(Entries shown)
-- Begin --

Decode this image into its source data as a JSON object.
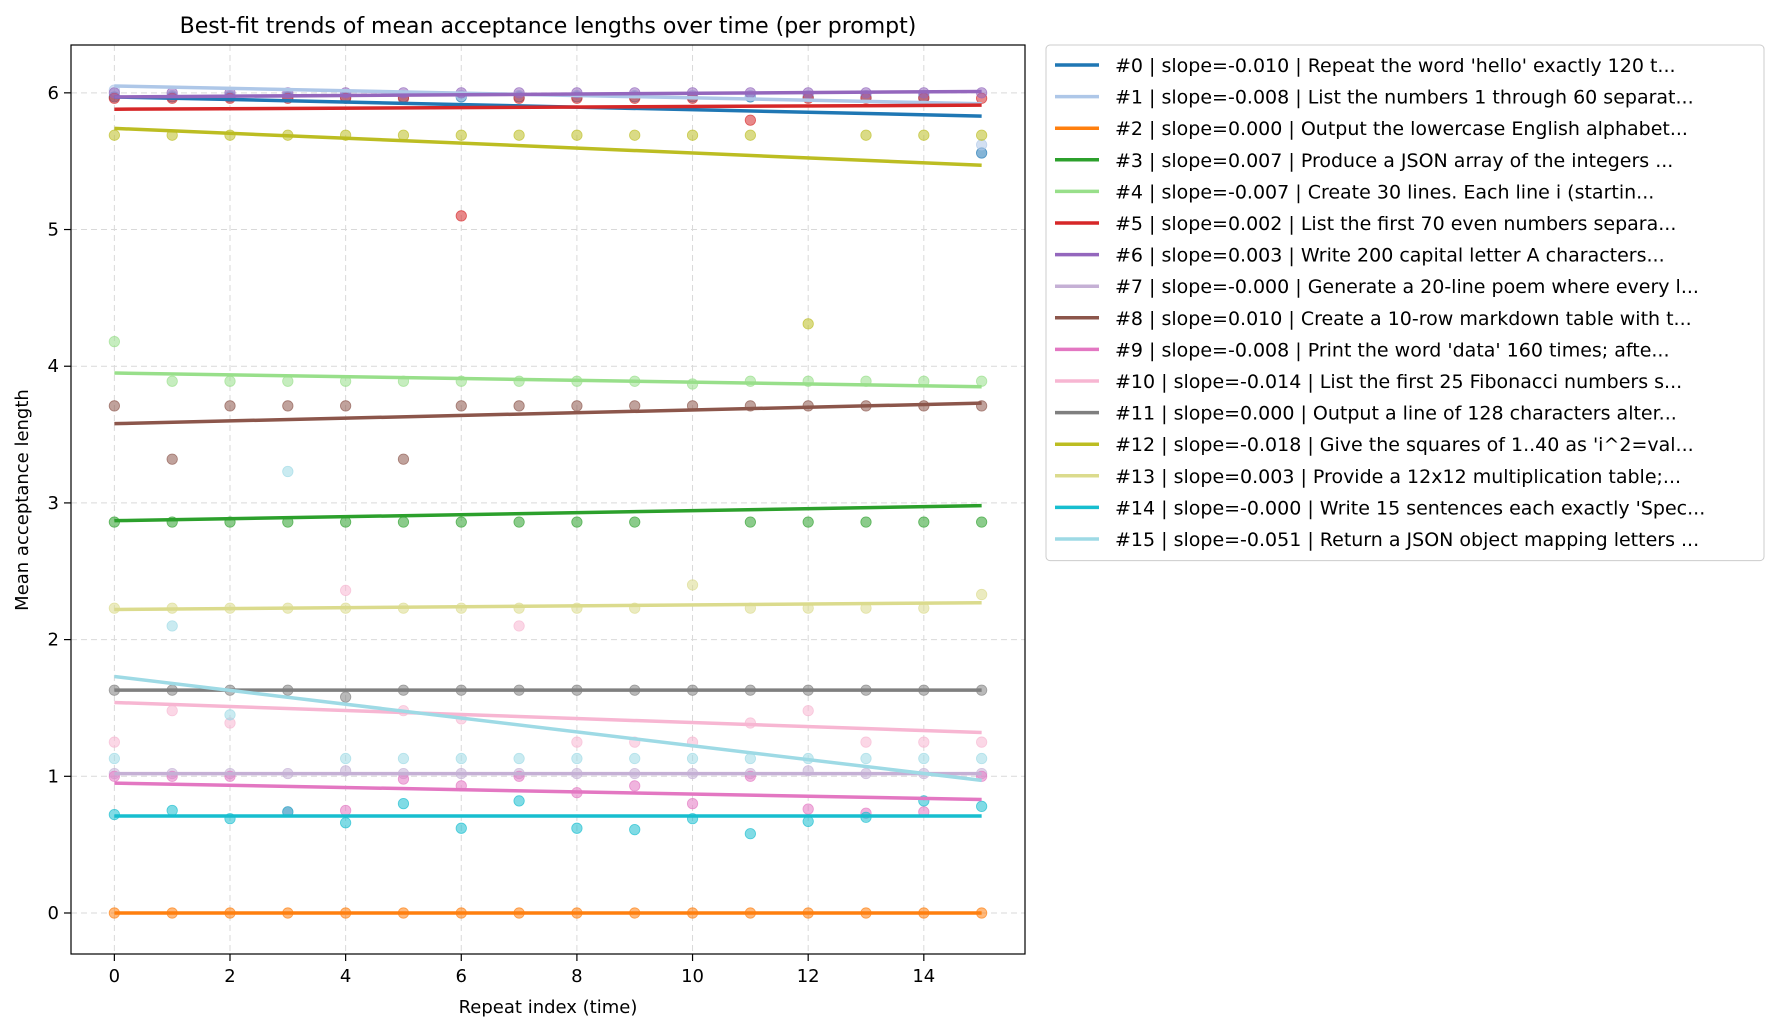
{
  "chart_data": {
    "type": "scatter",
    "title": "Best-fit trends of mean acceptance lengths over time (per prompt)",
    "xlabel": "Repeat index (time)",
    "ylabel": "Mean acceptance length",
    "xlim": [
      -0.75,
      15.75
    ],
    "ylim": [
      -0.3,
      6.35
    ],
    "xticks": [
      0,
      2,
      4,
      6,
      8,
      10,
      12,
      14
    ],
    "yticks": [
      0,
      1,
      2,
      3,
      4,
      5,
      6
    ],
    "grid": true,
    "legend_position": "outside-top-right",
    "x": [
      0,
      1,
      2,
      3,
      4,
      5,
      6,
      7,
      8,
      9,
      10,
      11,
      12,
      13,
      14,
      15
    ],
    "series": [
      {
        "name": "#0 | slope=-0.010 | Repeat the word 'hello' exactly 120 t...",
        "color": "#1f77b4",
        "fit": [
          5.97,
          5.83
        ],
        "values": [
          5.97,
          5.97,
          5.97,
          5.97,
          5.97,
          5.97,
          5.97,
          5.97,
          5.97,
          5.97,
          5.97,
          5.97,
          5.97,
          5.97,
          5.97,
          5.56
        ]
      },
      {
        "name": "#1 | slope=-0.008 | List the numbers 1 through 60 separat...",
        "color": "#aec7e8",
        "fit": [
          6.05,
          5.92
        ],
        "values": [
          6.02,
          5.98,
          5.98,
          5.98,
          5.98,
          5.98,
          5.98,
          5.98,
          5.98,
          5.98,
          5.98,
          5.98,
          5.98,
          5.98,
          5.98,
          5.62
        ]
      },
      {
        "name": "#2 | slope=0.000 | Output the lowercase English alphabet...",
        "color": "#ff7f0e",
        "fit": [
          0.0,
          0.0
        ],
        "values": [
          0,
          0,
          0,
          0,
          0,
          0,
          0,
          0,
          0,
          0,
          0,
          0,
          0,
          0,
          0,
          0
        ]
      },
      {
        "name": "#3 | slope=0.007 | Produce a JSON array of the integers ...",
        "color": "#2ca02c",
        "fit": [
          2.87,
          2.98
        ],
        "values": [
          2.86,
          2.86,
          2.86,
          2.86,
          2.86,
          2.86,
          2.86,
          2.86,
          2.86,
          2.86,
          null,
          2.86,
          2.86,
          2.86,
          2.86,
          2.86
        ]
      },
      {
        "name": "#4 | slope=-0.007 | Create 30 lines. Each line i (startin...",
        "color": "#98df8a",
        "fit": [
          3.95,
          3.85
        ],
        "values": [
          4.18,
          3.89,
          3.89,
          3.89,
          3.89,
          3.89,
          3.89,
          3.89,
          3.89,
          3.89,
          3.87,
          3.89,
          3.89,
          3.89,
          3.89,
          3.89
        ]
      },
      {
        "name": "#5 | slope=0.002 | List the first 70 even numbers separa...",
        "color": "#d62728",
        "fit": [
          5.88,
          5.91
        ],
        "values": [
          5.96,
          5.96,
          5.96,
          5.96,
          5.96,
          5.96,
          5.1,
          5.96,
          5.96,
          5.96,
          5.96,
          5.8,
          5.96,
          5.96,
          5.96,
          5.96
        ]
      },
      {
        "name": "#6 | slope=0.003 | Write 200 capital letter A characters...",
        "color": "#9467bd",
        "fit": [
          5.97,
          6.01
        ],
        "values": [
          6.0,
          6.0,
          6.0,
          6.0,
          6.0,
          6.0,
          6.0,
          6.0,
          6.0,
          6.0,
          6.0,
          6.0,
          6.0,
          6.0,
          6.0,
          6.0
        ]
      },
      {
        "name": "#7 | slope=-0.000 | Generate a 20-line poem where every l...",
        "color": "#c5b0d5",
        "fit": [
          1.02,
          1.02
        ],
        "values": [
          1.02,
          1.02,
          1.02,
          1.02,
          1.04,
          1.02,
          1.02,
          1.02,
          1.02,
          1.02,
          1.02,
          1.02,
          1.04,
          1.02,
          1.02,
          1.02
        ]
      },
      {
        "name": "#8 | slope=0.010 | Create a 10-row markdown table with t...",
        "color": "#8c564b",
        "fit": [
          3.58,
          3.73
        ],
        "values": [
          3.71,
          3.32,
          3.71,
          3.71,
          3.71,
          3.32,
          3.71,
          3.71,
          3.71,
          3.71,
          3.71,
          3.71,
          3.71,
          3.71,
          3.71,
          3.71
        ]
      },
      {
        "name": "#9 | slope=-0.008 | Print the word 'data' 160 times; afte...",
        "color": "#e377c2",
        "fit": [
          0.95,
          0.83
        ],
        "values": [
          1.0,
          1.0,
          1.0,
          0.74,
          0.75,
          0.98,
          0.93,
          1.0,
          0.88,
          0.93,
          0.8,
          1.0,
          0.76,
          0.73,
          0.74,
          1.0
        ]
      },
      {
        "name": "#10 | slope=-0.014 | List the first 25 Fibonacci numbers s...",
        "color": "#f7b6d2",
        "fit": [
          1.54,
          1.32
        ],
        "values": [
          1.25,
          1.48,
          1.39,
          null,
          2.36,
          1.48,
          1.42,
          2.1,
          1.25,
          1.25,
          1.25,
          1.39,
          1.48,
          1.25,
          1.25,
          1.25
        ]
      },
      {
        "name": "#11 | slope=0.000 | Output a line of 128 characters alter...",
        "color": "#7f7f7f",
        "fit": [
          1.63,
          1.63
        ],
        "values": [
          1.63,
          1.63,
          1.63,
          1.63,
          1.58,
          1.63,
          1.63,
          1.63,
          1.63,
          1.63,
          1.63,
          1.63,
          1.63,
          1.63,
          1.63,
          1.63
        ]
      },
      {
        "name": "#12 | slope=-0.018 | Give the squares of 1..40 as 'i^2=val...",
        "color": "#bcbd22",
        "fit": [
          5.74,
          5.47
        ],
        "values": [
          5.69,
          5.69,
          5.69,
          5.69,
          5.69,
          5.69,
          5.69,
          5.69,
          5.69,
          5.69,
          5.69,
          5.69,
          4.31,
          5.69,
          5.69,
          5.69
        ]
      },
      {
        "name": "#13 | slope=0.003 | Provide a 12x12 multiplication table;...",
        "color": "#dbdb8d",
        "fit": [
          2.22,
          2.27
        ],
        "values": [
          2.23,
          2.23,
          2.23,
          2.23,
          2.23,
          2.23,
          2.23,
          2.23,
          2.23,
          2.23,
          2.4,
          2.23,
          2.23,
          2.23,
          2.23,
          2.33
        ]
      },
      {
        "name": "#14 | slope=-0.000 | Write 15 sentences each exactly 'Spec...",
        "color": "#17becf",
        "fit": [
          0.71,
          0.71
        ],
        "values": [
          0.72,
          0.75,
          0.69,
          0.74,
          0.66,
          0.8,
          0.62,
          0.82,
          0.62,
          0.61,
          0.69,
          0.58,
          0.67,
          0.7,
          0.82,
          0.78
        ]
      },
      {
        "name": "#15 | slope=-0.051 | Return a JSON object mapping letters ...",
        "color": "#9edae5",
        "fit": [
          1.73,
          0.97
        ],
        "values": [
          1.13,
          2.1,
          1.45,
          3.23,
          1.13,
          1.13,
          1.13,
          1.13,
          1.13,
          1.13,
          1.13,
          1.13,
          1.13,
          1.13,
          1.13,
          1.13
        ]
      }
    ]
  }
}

-- End --

Skip every picture and transcribe the data above exactly.

Decode this image into its source data as a JSON object.
{
  "chart_data": {
    "type": "scatter",
    "title": "Best-fit trends of mean acceptance lengths over time (per prompt)",
    "xlabel": "Repeat index (time)",
    "ylabel": "Mean acceptance length",
    "xlim": [
      -0.75,
      15.75
    ],
    "ylim": [
      -0.3,
      6.35
    ],
    "xticks": [
      0,
      2,
      4,
      6,
      8,
      10,
      12,
      14
    ],
    "yticks": [
      0,
      1,
      2,
      3,
      4,
      5,
      6
    ],
    "grid": true,
    "legend_position": "outside-top-right",
    "x": [
      0,
      1,
      2,
      3,
      4,
      5,
      6,
      7,
      8,
      9,
      10,
      11,
      12,
      13,
      14,
      15
    ],
    "series": [
      {
        "name": "#0 | slope=-0.010 | Repeat the word 'hello' exactly 120 t...",
        "color": "#1f77b4",
        "fit": [
          5.97,
          5.83
        ],
        "values": [
          5.97,
          5.97,
          5.97,
          5.97,
          5.97,
          5.97,
          5.97,
          5.97,
          5.97,
          5.97,
          5.97,
          5.97,
          5.97,
          5.97,
          5.97,
          5.56
        ]
      },
      {
        "name": "#1 | slope=-0.008 | List the numbers 1 through 60 separat...",
        "color": "#aec7e8",
        "fit": [
          6.05,
          5.92
        ],
        "values": [
          6.02,
          5.98,
          5.98,
          5.98,
          5.98,
          5.98,
          5.98,
          5.98,
          5.98,
          5.98,
          5.98,
          5.98,
          5.98,
          5.98,
          5.98,
          5.62
        ]
      },
      {
        "name": "#2 | slope=0.000 | Output the lowercase English alphabet...",
        "color": "#ff7f0e",
        "fit": [
          0.0,
          0.0
        ],
        "values": [
          0,
          0,
          0,
          0,
          0,
          0,
          0,
          0,
          0,
          0,
          0,
          0,
          0,
          0,
          0,
          0
        ]
      },
      {
        "name": "#3 | slope=0.007 | Produce a JSON array of the integers ...",
        "color": "#2ca02c",
        "fit": [
          2.87,
          2.98
        ],
        "values": [
          2.86,
          2.86,
          2.86,
          2.86,
          2.86,
          2.86,
          2.86,
          2.86,
          2.86,
          2.86,
          null,
          2.86,
          2.86,
          2.86,
          2.86,
          2.86
        ]
      },
      {
        "name": "#4 | slope=-0.007 | Create 30 lines. Each line i (startin...",
        "color": "#98df8a",
        "fit": [
          3.95,
          3.85
        ],
        "values": [
          4.18,
          3.89,
          3.89,
          3.89,
          3.89,
          3.89,
          3.89,
          3.89,
          3.89,
          3.89,
          3.87,
          3.89,
          3.89,
          3.89,
          3.89,
          3.89
        ]
      },
      {
        "name": "#5 | slope=0.002 | List the first 70 even numbers separa...",
        "color": "#d62728",
        "fit": [
          5.88,
          5.91
        ],
        "values": [
          5.96,
          5.96,
          5.96,
          5.96,
          5.96,
          5.96,
          5.1,
          5.96,
          5.96,
          5.96,
          5.96,
          5.8,
          5.96,
          5.96,
          5.96,
          5.96
        ]
      },
      {
        "name": "#6 | slope=0.003 | Write 200 capital letter A characters...",
        "color": "#9467bd",
        "fit": [
          5.97,
          6.01
        ],
        "values": [
          6.0,
          6.0,
          6.0,
          6.0,
          6.0,
          6.0,
          6.0,
          6.0,
          6.0,
          6.0,
          6.0,
          6.0,
          6.0,
          6.0,
          6.0,
          6.0
        ]
      },
      {
        "name": "#7 | slope=-0.000 | Generate a 20-line poem where every l...",
        "color": "#c5b0d5",
        "fit": [
          1.02,
          1.02
        ],
        "values": [
          1.02,
          1.02,
          1.02,
          1.02,
          1.04,
          1.02,
          1.02,
          1.02,
          1.02,
          1.02,
          1.02,
          1.02,
          1.04,
          1.02,
          1.02,
          1.02
        ]
      },
      {
        "name": "#8 | slope=0.010 | Create a 10-row markdown table with t...",
        "color": "#8c564b",
        "fit": [
          3.58,
          3.73
        ],
        "values": [
          3.71,
          3.32,
          3.71,
          3.71,
          3.71,
          3.32,
          3.71,
          3.71,
          3.71,
          3.71,
          3.71,
          3.71,
          3.71,
          3.71,
          3.71,
          3.71
        ]
      },
      {
        "name": "#9 | slope=-0.008 | Print the word 'data' 160 times; afte...",
        "color": "#e377c2",
        "fit": [
          0.95,
          0.83
        ],
        "values": [
          1.0,
          1.0,
          1.0,
          0.74,
          0.75,
          0.98,
          0.93,
          1.0,
          0.88,
          0.93,
          0.8,
          1.0,
          0.76,
          0.73,
          0.74,
          1.0
        ]
      },
      {
        "name": "#10 | slope=-0.014 | List the first 25 Fibonacci numbers s...",
        "color": "#f7b6d2",
        "fit": [
          1.54,
          1.32
        ],
        "values": [
          1.25,
          1.48,
          1.39,
          null,
          2.36,
          1.48,
          1.42,
          2.1,
          1.25,
          1.25,
          1.25,
          1.39,
          1.48,
          1.25,
          1.25,
          1.25
        ]
      },
      {
        "name": "#11 | slope=0.000 | Output a line of 128 characters alter...",
        "color": "#7f7f7f",
        "fit": [
          1.63,
          1.63
        ],
        "values": [
          1.63,
          1.63,
          1.63,
          1.63,
          1.58,
          1.63,
          1.63,
          1.63,
          1.63,
          1.63,
          1.63,
          1.63,
          1.63,
          1.63,
          1.63,
          1.63
        ]
      },
      {
        "name": "#12 | slope=-0.018 | Give the squares of 1..40 as 'i^2=val...",
        "color": "#bcbd22",
        "fit": [
          5.74,
          5.47
        ],
        "values": [
          5.69,
          5.69,
          5.69,
          5.69,
          5.69,
          5.69,
          5.69,
          5.69,
          5.69,
          5.69,
          5.69,
          5.69,
          4.31,
          5.69,
          5.69,
          5.69
        ]
      },
      {
        "name": "#13 | slope=0.003 | Provide a 12x12 multiplication table;...",
        "color": "#dbdb8d",
        "fit": [
          2.22,
          2.27
        ],
        "values": [
          2.23,
          2.23,
          2.23,
          2.23,
          2.23,
          2.23,
          2.23,
          2.23,
          2.23,
          2.23,
          2.4,
          2.23,
          2.23,
          2.23,
          2.23,
          2.33
        ]
      },
      {
        "name": "#14 | slope=-0.000 | Write 15 sentences each exactly 'Spec...",
        "color": "#17becf",
        "fit": [
          0.71,
          0.71
        ],
        "values": [
          0.72,
          0.75,
          0.69,
          0.74,
          0.66,
          0.8,
          0.62,
          0.82,
          0.62,
          0.61,
          0.69,
          0.58,
          0.67,
          0.7,
          0.82,
          0.78
        ]
      },
      {
        "name": "#15 | slope=-0.051 | Return a JSON object mapping letters ...",
        "color": "#9edae5",
        "fit": [
          1.73,
          0.97
        ],
        "values": [
          1.13,
          2.1,
          1.45,
          3.23,
          1.13,
          1.13,
          1.13,
          1.13,
          1.13,
          1.13,
          1.13,
          1.13,
          1.13,
          1.13,
          1.13,
          1.13
        ]
      }
    ]
  }
}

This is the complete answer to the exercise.